> [OBJECTIVE] Review the material and extract every line in which the word "username" occurs.

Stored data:
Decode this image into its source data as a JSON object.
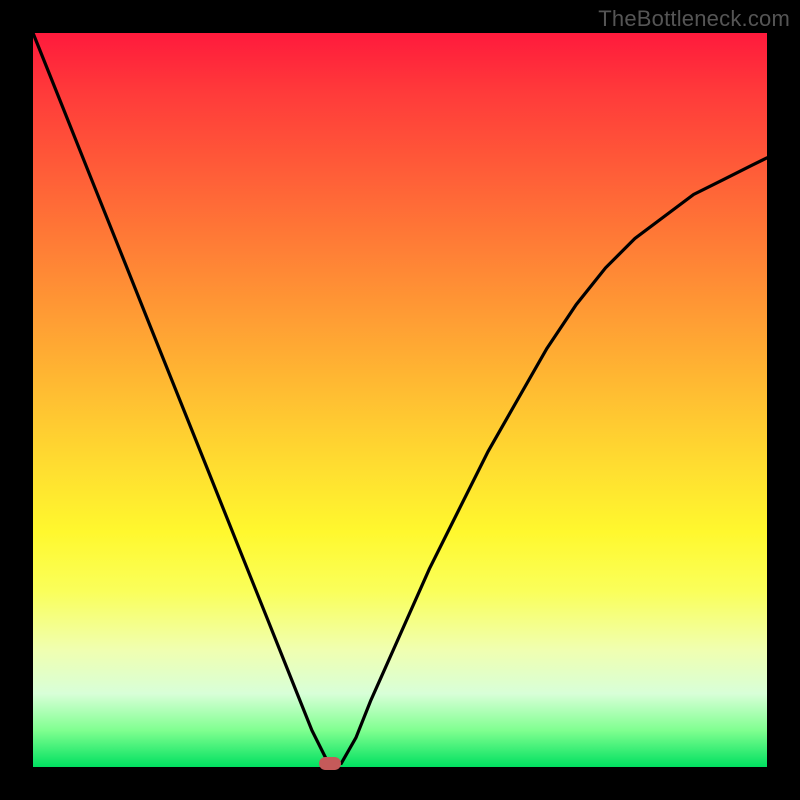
{
  "watermark": "TheBottleneck.com",
  "colors": {
    "frame": "#000000",
    "curve": "#000000",
    "marker": "#c55a5a",
    "gradient_top": "#ff1a3c",
    "gradient_bottom": "#00e060"
  },
  "chart_data": {
    "type": "line",
    "title": "",
    "xlabel": "",
    "ylabel": "",
    "xlim": [
      0,
      100
    ],
    "ylim": [
      0,
      100
    ],
    "series": [
      {
        "name": "bottleneck-curve",
        "x": [
          0,
          4,
          8,
          12,
          16,
          20,
          24,
          28,
          32,
          36,
          38,
          40,
          42,
          44,
          46,
          50,
          54,
          58,
          62,
          66,
          70,
          74,
          78,
          82,
          86,
          90,
          94,
          98,
          100
        ],
        "y": [
          100,
          90,
          80,
          70,
          60,
          50,
          40,
          30,
          20,
          10,
          5,
          1,
          0.5,
          4,
          9,
          18,
          27,
          35,
          43,
          50,
          57,
          63,
          68,
          72,
          75,
          78,
          80,
          82,
          83
        ]
      }
    ],
    "marker": {
      "x": 40.5,
      "y": 0.5
    },
    "annotations": []
  }
}
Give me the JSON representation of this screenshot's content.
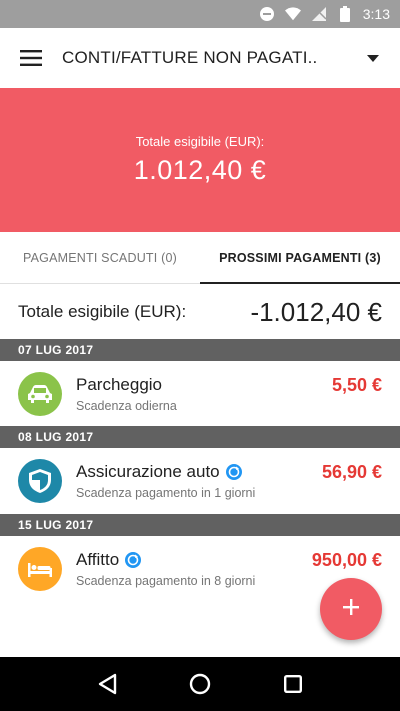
{
  "status_bar": {
    "time": "3:13",
    "icons": [
      "dnd-icon",
      "wifi-icon",
      "signal-icon",
      "battery-icon"
    ]
  },
  "toolbar": {
    "title": "CONTI/FATTURE NON PAGATI..",
    "menu_icon": "hamburger-menu-icon",
    "dropdown_icon": "dropdown-arrow-icon"
  },
  "hero": {
    "label": "Totale esigibile (EUR):",
    "value": "1.012,40 €",
    "color": "#f15b64"
  },
  "tabs": [
    {
      "label": "PAGAMENTI SCADUTI (0)",
      "active": false
    },
    {
      "label": "PROSSIMI PAGAMENTI (3)",
      "active": true
    }
  ],
  "total": {
    "label": "Totale esigibile (EUR):",
    "value": "-1.012,40 €"
  },
  "groups": [
    {
      "date": "07 LUG 2017",
      "items": [
        {
          "name": "Parcheggio",
          "subtitle": "Scadenza odierna",
          "amount": "5,50 €",
          "icon": "car-icon",
          "color": "#8bc34a",
          "recurring": false
        }
      ]
    },
    {
      "date": "08 LUG 2017",
      "items": [
        {
          "name": "Assicurazione auto",
          "subtitle": "Scadenza pagamento in 1 giorni",
          "amount": "56,90 €",
          "icon": "shield-icon",
          "color": "#1e88a8",
          "recurring": true
        }
      ]
    },
    {
      "date": "15 LUG 2017",
      "items": [
        {
          "name": "Affitto",
          "subtitle": "Scadenza pagamento in 8 giorni",
          "amount": "950,00 €",
          "icon": "bed-icon",
          "color": "#ffa726",
          "recurring": true
        }
      ]
    }
  ],
  "fab": {
    "icon": "add-icon"
  },
  "nav_bar": {
    "icons": [
      "back-icon",
      "home-icon",
      "recents-icon"
    ]
  },
  "colors": {
    "accent": "#f15b64",
    "amount_red": "#e53935",
    "header_gray": "#616161",
    "recurring_blue": "#2196f3"
  }
}
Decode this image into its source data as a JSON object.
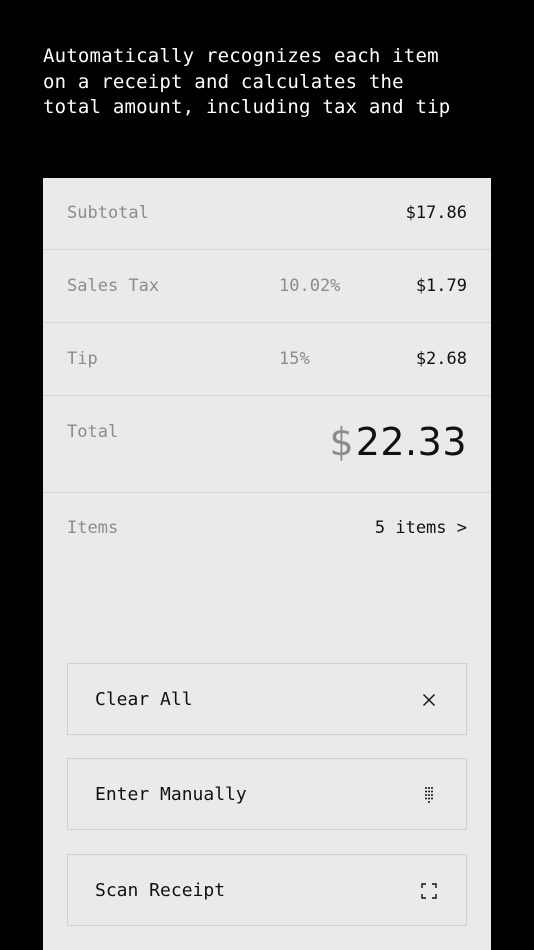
{
  "headline": "Automatically recognizes each item\non a receipt and calculates the\ntotal amount, including tax and tip",
  "summary": {
    "subtotal": {
      "label": "Subtotal",
      "amount": "$17.86"
    },
    "sales_tax": {
      "label": "Sales Tax",
      "rate": "10.02%",
      "amount": "$1.79"
    },
    "tip": {
      "label": "Tip",
      "rate": "15%",
      "amount": "$2.68"
    },
    "total": {
      "label": "Total",
      "currency": "$",
      "amount": "22.33"
    },
    "items": {
      "label": "Items",
      "value": "5 items >"
    }
  },
  "actions": {
    "clear": {
      "label": "Clear All",
      "icon": "close-icon"
    },
    "manual": {
      "label": "Enter Manually",
      "icon": "keypad-icon"
    },
    "scan": {
      "label": "Scan Receipt",
      "icon": "scan-frame-icon"
    }
  },
  "colors": {
    "background": "#000000",
    "card": "#eaeaea",
    "muted_text": "#8c8c8c",
    "primary_text": "#111111"
  }
}
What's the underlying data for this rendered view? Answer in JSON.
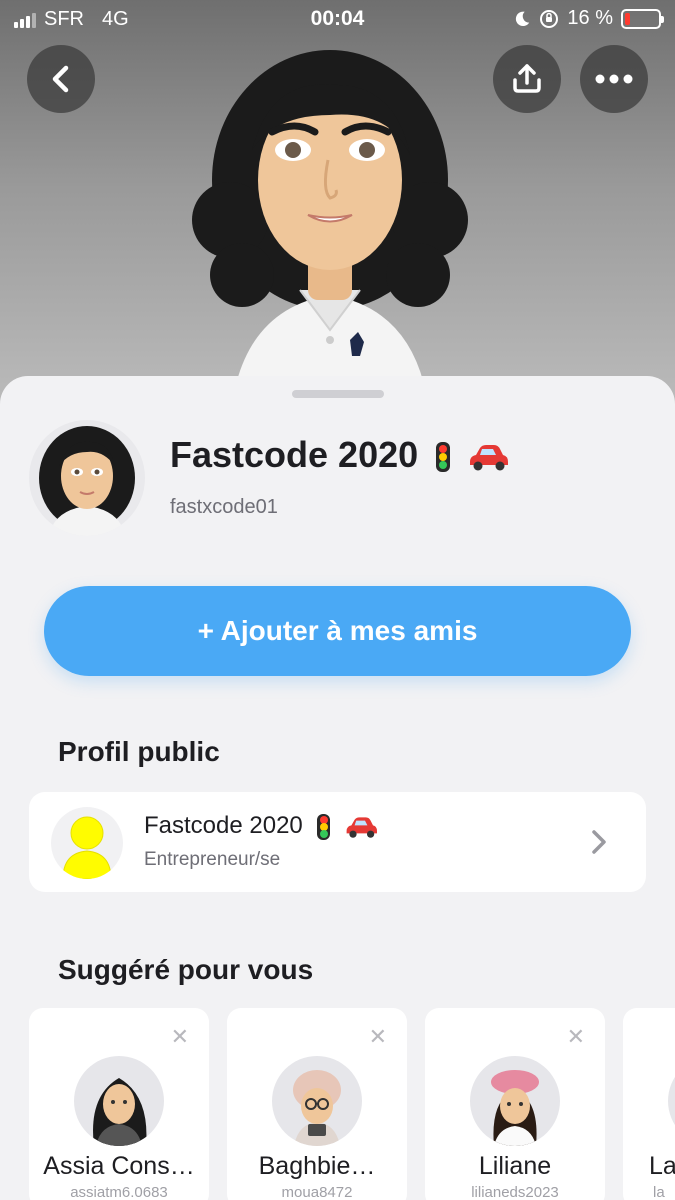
{
  "status_bar": {
    "carrier": "SFR",
    "network": "4G",
    "time": "00:04",
    "battery": "16 %"
  },
  "profile": {
    "display_name": "Fastcode 2020",
    "username": "fastxcode01",
    "add_button_label": "+ Ajouter à mes amis"
  },
  "public_profile": {
    "section_title": "Profil public",
    "name": "Fastcode 2020",
    "category": "Entrepreneur/se"
  },
  "suggestions": {
    "section_title": "Suggéré pour vous",
    "items": [
      {
        "name": "Assia Cons…",
        "username": "assiatm6.0683"
      },
      {
        "name": "Baghbie…",
        "username": "moua8472"
      },
      {
        "name": "Liliane",
        "username": "lilianeds2023"
      },
      {
        "name": "La",
        "username": "la"
      }
    ]
  },
  "colors": {
    "accent": "#4aa9f5",
    "battery_low": "#ff3b30",
    "ghost_yellow": "#fffc00"
  },
  "icons": [
    "back-icon",
    "share-icon",
    "more-icon",
    "chevron-right-icon",
    "close-icon",
    "traffic-light-emoji",
    "car-emoji",
    "ghost-avatar-icon"
  ]
}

> [OUTPUT FOR THIS TASK]
    "username": "fastxcode01",
        "username": "assiatm6.0683"
        "username": "moua8472"
        "username": "lilianeds2023"
        "username": "la"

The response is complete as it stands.